▶ **Data lines**:
-----
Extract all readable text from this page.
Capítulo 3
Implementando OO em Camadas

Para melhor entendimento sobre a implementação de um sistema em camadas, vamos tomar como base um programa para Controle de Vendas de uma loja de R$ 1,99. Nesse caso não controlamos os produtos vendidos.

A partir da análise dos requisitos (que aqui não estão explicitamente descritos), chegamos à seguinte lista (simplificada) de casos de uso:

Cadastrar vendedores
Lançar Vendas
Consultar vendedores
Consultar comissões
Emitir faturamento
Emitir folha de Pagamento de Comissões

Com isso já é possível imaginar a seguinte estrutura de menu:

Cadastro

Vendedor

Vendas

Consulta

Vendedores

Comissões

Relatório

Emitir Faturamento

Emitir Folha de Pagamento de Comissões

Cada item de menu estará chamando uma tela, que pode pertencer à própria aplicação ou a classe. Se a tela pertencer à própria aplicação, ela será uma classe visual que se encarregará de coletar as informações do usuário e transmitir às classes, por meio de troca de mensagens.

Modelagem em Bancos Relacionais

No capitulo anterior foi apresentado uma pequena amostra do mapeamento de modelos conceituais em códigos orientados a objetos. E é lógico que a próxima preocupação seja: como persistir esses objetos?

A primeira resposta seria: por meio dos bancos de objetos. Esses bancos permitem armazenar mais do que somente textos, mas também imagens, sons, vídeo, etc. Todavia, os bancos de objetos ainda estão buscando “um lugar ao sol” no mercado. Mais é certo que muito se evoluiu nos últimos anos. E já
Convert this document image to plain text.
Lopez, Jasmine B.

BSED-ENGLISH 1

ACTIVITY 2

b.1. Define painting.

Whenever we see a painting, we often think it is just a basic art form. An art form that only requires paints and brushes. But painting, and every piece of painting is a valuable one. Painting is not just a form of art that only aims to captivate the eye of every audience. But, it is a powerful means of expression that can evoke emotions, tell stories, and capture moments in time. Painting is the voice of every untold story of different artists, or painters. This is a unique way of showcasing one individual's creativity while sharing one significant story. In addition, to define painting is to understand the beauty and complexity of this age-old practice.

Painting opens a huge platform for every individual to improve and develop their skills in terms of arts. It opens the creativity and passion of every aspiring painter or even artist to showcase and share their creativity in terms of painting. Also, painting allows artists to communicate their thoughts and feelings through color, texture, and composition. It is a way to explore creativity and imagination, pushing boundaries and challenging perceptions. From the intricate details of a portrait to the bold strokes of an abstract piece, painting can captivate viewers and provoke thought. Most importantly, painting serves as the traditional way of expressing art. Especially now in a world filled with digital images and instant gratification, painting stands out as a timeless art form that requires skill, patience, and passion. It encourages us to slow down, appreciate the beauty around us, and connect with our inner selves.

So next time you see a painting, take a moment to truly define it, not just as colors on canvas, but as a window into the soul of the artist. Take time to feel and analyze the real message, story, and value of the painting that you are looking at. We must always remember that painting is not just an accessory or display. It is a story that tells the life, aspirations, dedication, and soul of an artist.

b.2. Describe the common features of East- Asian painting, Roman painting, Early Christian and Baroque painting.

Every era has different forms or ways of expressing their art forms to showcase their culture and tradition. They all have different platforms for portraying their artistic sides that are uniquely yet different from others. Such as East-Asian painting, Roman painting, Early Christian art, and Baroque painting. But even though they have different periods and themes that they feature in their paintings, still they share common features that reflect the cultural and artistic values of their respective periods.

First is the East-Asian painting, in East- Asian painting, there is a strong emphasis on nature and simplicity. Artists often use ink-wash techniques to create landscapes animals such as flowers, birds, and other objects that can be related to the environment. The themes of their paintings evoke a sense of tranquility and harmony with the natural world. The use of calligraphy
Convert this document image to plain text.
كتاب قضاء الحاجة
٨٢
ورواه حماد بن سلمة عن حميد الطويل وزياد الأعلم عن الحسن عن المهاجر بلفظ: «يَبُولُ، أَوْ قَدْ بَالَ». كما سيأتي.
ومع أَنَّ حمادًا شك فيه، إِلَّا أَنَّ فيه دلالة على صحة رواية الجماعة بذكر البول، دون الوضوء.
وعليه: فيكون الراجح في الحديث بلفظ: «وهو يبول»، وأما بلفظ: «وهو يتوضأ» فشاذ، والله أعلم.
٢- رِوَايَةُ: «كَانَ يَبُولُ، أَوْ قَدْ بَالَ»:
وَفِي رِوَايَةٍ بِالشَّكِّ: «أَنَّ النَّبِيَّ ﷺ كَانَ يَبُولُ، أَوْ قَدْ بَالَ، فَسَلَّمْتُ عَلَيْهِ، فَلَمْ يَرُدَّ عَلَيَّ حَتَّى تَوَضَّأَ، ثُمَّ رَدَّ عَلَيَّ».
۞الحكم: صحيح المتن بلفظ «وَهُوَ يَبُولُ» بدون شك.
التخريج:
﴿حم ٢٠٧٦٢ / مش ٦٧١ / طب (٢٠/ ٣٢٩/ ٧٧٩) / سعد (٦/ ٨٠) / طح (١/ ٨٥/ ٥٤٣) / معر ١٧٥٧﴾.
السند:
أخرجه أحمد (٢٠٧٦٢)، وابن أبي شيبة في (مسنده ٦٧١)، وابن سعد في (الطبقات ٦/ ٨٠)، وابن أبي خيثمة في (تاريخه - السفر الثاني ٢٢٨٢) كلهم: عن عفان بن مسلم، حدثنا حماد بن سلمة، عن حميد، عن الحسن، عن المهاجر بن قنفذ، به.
-----
▶ **Objective**:
Write the material out again in its entirety, exactly as shown.

▶ **Answer in full**:
Extract all readable text from this page.
Capítulo 3
Implementando OO em Camadas

Para melhor entendimento sobre a implementação de um sistema em camadas, vamos tomar como base um programa para Controle de Vendas de uma loja de R$ 1,99. Nesse caso não controlamos os produtos vendidos.

A partir da análise dos requisitos (que aqui não estão explicitamente descritos), chegamos à seguinte lista (simplificada) de casos de uso:

Cadastrar vendedores
Lançar Vendas
Consultar vendedores
Consultar comissões
Emitir faturamento
Emitir folha de Pagamento de Comissões

Com isso já é possível imaginar a seguinte estrutura de menu:

Cadastro

Vendedor

Vendas

Consulta

Vendedores

Comissões

Relatório

Emitir Faturamento

Emitir Folha de Pagamento de Comissões

Cada item de menu estará chamando uma tela, que pode pertencer à própria aplicação ou a classe. Se a tela pertencer à própria aplicação, ela será uma classe visual que se encarregará de coletar as informações do usuário e transmitir às classes, por meio de troca de mensagens.

Modelagem em Bancos Relacionais

No capitulo anterior foi apresentado uma pequena amostra do mapeamento de modelos conceituais em códigos orientados a objetos. E é lógico que a próxima preocupação seja: como persistir esses objetos?

A primeira resposta seria: por meio dos bancos de objetos. Esses bancos permitem armazenar mais do que somente textos, mas também imagens, sons, vídeo, etc. Todavia, os bancos de objetos ainda estão buscando “um lugar ao sol” no mercado. Mais é certo que muito se evoluiu nos últimos anos. E já
Convert this document image to plain text.
Lopez, Jasmine B.

BSED-ENGLISH 1

ACTIVITY 2

b.1. Define painting.

Whenever we see a painting, we often think it is just a basic art form. An art form that only requires paints and brushes. But painting, and every piece of painting is a valuable one. Painting is not just a form of art that only aims to captivate the eye of every audience. But, it is a powerful means of expression that can evoke emotions, tell stories, and capture moments in time. Painting is the voice of every untold story of different artists, or painters. This is a unique way of showcasing one individual's creativity while sharing one significant story. In addition, to define painting is to understand the beauty and complexity of this age-old practice.

Painting opens a huge platform for every individual to improve and develop their skills in terms of arts. It opens the creativity and passion of every aspiring painter or even artist to showcase and share their creativity in terms of painting. Also, painting allows artists to communicate their thoughts and feelings through color, texture, and composition. It is a way to explore creativity and imagination, pushing boundaries and challenging perceptions. From the intricate details of a portrait to the bold strokes of an abstract piece, painting can captivate viewers and provoke thought. Most importantly, painting serves as the traditional way of expressing art. Especially now in a world filled with digital images and instant gratification, painting stands out as a timeless art form that requires skill, patience, and passion. It encourages us to slow down, appreciate the beauty around us, and connect with our inner selves.

So next time you see a painting, take a moment to truly define it, not just as colors on canvas, but as a window into the soul of the artist. Take time to feel and analyze the real message, story, and value of the painting that you are looking at. We must always remember that painting is not just an accessory or display. It is a story that tells the life, aspirations, dedication, and soul of an artist.

b.2. Describe the common features of East- Asian painting, Roman painting, Early Christian and Baroque painting.

Every era has different forms or ways of expressing their art forms to showcase their culture and tradition. They all have different platforms for portraying their artistic sides that are uniquely yet different from others. Such as East-Asian painting, Roman painting, Early Christian art, and Baroque painting. But even though they have different periods and themes that they feature in their paintings, still they share common features that reflect the cultural and artistic values of their respective periods.

First is the East-Asian painting, in East- Asian painting, there is a strong emphasis on nature and simplicity. Artists often use ink-wash techniques to create landscapes animals such as flowers, birds, and other objects that can be related to the environment. The themes of their paintings evoke a sense of tranquility and harmony with the natural world. The use of calligraphy
Convert this document image to plain text.
كتاب قضاء الحاجة
٨٢
ورواه حماد بن سلمة عن حميد الطويل وزياد الأعلم عن الحسن عن المهاجر بلفظ: «يَبُولُ، أَوْ قَدْ بَالَ». كما سيأتي.
ومع أَنَّ حمادًا شك فيه، إِلَّا أَنَّ فيه دلالة على صحة رواية الجماعة بذكر البول، دون الوضوء.
وعليه: فيكون الراجح في الحديث بلفظ: «وهو يبول»، وأما بلفظ: «وهو يتوضأ» فشاذ، والله أعلم.
٢- رِوَايَةُ: «كَانَ يَبُولُ، أَوْ قَدْ بَالَ»:
وَفِي رِوَايَةٍ بِالشَّكِّ: «أَنَّ النَّبِيَّ ﷺ كَانَ يَبُولُ، أَوْ قَدْ بَالَ، فَسَلَّمْتُ عَلَيْهِ، فَلَمْ يَرُدَّ عَلَيَّ حَتَّى تَوَضَّأَ، ثُمَّ رَدَّ عَلَيَّ».
۞الحكم: صحيح المتن بلفظ «وَهُوَ يَبُولُ» بدون شك.
التخريج:
﴿حم ٢٠٧٦٢ / مش ٦٧١ / طب (٢٠/ ٣٢٩/ ٧٧٩) / سعد (٦/ ٨٠) / طح (١/ ٨٥/ ٥٤٣) / معر ١٧٥٧﴾.
السند:
أخرجه أحمد (٢٠٧٦٢)، وابن أبي شيبة في (مسنده ٦٧١)، وابن سعد في (الطبقات ٦/ ٨٠)، وابن أبي خيثمة في (تاريخه - السفر الثاني ٢٢٨٢) كلهم: عن عفان بن مسلم، حدثنا حماد بن سلمة، عن حميد، عن الحسن، عن المهاجر بن قنفذ، به.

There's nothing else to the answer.